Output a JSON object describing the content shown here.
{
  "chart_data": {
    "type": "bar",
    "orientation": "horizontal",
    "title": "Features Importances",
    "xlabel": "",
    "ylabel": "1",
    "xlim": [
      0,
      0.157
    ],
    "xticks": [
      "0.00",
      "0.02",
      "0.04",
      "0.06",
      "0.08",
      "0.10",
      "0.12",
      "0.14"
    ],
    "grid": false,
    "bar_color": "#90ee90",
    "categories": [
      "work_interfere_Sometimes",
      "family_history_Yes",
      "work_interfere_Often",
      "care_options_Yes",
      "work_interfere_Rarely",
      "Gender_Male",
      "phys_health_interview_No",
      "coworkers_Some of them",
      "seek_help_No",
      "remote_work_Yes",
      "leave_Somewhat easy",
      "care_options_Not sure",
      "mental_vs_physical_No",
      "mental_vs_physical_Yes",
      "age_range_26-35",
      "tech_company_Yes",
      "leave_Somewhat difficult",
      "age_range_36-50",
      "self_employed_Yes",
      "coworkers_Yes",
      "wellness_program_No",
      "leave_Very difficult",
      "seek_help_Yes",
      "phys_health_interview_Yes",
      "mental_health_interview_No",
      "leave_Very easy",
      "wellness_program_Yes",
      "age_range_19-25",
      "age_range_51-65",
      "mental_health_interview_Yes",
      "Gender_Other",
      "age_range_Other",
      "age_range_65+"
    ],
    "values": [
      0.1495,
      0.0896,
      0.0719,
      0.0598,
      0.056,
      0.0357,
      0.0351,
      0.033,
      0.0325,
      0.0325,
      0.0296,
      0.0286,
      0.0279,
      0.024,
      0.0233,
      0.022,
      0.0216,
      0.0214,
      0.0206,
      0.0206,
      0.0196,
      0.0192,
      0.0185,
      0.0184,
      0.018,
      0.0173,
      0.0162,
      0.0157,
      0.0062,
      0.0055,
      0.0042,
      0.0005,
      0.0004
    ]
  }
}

> **YOUR OBJECTIVE**:
Write out the listing once more, matching it exactly.

> **EXERCISE OUTPUT**:
Output a JSON object describing the content shown here.
{
  "chart_data": {
    "type": "bar",
    "orientation": "horizontal",
    "title": "Features Importances",
    "xlabel": "",
    "ylabel": "1",
    "xlim": [
      0,
      0.157
    ],
    "xticks": [
      "0.00",
      "0.02",
      "0.04",
      "0.06",
      "0.08",
      "0.10",
      "0.12",
      "0.14"
    ],
    "grid": false,
    "bar_color": "#90ee90",
    "categories": [
      "work_interfere_Sometimes",
      "family_history_Yes",
      "work_interfere_Often",
      "care_options_Yes",
      "work_interfere_Rarely",
      "Gender_Male",
      "phys_health_interview_No",
      "coworkers_Some of them",
      "seek_help_No",
      "remote_work_Yes",
      "leave_Somewhat easy",
      "care_options_Not sure",
      "mental_vs_physical_No",
      "mental_vs_physical_Yes",
      "age_range_26-35",
      "tech_company_Yes",
      "leave_Somewhat difficult",
      "age_range_36-50",
      "self_employed_Yes",
      "coworkers_Yes",
      "wellness_program_No",
      "leave_Very difficult",
      "seek_help_Yes",
      "phys_health_interview_Yes",
      "mental_health_interview_No",
      "leave_Very easy",
      "wellness_program_Yes",
      "age_range_19-25",
      "age_range_51-65",
      "mental_health_interview_Yes",
      "Gender_Other",
      "age_range_Other",
      "age_range_65+"
    ],
    "values": [
      0.1495,
      0.0896,
      0.0719,
      0.0598,
      0.056,
      0.0357,
      0.0351,
      0.033,
      0.0325,
      0.0325,
      0.0296,
      0.0286,
      0.0279,
      0.024,
      0.0233,
      0.022,
      0.0216,
      0.0214,
      0.0206,
      0.0206,
      0.0196,
      0.0192,
      0.0185,
      0.0184,
      0.018,
      0.0173,
      0.0162,
      0.0157,
      0.0062,
      0.0055,
      0.0042,
      0.0005,
      0.0004
    ]
  }
}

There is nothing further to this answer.